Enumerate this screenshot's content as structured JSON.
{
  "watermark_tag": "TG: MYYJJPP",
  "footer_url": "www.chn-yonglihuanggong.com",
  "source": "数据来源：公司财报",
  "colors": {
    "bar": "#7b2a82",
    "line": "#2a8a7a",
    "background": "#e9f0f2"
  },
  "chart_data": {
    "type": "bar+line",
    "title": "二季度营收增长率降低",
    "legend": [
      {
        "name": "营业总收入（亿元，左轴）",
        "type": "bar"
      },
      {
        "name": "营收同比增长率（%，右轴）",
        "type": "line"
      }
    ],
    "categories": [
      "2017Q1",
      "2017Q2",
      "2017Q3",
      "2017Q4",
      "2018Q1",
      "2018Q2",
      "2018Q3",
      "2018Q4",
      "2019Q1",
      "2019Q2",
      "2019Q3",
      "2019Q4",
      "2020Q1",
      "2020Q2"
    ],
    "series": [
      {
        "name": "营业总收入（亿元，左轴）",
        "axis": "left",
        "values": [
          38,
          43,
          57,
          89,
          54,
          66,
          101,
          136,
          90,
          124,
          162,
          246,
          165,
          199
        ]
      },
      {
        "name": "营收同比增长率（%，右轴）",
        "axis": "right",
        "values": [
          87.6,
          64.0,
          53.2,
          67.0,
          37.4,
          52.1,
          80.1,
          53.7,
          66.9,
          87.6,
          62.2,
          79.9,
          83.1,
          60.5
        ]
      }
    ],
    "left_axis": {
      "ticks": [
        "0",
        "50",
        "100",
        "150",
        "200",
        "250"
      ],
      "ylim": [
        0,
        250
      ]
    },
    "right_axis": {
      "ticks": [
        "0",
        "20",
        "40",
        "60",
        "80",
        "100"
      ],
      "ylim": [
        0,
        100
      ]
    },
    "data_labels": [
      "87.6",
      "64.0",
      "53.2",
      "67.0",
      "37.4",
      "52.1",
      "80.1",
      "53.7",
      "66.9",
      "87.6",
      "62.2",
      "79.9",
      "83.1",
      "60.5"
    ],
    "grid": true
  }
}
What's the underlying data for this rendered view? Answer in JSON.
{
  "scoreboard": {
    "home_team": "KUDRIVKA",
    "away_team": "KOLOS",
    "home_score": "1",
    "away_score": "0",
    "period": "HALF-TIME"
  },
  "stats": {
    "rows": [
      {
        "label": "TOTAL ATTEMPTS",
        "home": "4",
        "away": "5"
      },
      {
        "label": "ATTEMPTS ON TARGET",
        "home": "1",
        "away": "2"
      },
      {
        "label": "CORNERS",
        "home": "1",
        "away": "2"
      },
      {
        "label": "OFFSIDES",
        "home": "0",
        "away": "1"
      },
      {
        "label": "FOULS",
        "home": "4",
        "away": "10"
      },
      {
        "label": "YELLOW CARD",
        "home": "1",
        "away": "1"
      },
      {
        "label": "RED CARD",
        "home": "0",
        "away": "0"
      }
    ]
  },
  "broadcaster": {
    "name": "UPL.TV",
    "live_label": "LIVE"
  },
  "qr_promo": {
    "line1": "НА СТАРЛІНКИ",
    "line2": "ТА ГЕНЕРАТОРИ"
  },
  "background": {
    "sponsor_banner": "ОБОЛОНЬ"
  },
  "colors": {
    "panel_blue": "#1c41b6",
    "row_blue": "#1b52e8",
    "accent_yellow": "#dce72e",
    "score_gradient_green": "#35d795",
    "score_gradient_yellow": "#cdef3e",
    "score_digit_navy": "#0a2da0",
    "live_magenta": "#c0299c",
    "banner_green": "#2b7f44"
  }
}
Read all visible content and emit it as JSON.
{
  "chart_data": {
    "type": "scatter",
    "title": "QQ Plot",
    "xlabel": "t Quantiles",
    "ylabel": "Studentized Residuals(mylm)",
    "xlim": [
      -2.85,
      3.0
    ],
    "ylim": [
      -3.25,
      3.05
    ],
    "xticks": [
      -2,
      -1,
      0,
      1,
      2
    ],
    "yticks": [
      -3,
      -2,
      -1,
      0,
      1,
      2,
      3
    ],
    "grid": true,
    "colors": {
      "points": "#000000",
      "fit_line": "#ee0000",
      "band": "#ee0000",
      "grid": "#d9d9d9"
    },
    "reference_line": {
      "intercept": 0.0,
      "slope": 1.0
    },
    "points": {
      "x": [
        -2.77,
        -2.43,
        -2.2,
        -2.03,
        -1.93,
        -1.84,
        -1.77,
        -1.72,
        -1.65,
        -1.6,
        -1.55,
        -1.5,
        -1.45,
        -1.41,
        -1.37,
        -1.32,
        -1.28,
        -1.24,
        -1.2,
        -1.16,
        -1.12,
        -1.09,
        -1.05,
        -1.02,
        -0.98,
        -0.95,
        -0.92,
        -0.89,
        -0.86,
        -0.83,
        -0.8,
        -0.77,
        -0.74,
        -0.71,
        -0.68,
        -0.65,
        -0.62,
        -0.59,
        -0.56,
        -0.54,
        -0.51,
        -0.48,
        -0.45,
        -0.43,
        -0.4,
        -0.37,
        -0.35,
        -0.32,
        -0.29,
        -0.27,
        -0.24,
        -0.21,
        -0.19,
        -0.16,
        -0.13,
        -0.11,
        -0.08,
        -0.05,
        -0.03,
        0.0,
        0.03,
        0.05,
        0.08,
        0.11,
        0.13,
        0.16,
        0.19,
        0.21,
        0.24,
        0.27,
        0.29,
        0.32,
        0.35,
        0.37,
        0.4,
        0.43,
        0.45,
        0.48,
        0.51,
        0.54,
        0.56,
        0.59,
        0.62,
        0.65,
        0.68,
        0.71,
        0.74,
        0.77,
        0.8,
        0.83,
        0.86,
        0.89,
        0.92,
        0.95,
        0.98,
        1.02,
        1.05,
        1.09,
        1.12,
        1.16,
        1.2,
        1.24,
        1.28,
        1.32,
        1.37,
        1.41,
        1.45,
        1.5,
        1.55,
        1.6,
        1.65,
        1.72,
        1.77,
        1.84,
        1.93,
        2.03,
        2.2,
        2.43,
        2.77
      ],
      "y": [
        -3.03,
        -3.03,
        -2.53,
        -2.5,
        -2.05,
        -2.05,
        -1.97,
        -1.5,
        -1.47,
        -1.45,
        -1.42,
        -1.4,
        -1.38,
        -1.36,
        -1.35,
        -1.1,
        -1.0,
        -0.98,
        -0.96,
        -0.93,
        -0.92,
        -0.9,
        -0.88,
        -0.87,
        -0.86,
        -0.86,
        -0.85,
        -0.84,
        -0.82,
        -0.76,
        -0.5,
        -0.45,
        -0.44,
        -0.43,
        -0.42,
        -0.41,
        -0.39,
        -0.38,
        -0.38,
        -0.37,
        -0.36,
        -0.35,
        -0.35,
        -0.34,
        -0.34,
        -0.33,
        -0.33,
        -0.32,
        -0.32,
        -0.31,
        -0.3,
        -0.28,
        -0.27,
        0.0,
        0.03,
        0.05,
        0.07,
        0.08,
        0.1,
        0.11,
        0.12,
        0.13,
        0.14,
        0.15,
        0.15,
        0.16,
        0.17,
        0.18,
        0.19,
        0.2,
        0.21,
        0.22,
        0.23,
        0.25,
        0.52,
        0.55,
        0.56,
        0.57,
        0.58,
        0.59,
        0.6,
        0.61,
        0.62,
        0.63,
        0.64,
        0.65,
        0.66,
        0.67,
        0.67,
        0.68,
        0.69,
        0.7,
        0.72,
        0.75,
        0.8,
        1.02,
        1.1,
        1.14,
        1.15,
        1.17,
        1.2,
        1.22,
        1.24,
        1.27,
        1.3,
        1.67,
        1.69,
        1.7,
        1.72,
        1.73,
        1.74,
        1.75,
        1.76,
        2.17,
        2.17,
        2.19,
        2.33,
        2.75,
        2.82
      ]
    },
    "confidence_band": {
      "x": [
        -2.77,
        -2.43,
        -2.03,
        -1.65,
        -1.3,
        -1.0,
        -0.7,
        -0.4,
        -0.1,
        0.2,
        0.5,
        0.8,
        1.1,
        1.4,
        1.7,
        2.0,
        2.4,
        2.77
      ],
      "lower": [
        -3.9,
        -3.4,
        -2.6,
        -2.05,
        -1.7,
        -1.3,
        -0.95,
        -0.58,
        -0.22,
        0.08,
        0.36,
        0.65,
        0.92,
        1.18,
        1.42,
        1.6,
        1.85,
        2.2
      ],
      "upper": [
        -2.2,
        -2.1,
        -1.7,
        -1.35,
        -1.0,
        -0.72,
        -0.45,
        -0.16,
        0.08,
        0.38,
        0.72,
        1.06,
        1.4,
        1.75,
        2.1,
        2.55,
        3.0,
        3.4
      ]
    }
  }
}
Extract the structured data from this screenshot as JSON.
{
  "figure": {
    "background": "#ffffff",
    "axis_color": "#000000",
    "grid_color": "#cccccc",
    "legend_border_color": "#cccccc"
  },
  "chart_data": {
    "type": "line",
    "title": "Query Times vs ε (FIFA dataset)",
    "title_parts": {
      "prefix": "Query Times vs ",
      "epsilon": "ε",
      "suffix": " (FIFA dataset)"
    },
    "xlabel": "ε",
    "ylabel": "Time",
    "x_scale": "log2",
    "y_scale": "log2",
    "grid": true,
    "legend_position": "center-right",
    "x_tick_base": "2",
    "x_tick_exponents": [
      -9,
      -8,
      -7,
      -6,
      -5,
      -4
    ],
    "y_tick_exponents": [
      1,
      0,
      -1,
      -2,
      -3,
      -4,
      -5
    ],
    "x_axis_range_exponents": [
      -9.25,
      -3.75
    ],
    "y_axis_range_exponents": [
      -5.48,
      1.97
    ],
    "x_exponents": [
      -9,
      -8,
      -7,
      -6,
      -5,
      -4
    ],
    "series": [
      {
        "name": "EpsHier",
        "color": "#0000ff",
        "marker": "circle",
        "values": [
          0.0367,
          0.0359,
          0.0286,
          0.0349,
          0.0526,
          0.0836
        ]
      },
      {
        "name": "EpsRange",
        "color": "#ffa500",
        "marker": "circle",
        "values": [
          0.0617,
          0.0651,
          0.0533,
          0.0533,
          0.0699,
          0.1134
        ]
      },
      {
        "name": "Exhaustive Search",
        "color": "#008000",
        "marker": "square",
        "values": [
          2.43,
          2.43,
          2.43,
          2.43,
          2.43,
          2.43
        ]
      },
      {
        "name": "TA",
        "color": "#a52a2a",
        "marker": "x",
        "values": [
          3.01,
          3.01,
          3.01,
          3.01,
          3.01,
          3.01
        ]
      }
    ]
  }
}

**Problem to work on:**
Copy each line that holds the word "Times".

**Solution to the problem:**
    "title": "Query Times vs ε (FIFA dataset)",
      "prefix": "Query Times vs ",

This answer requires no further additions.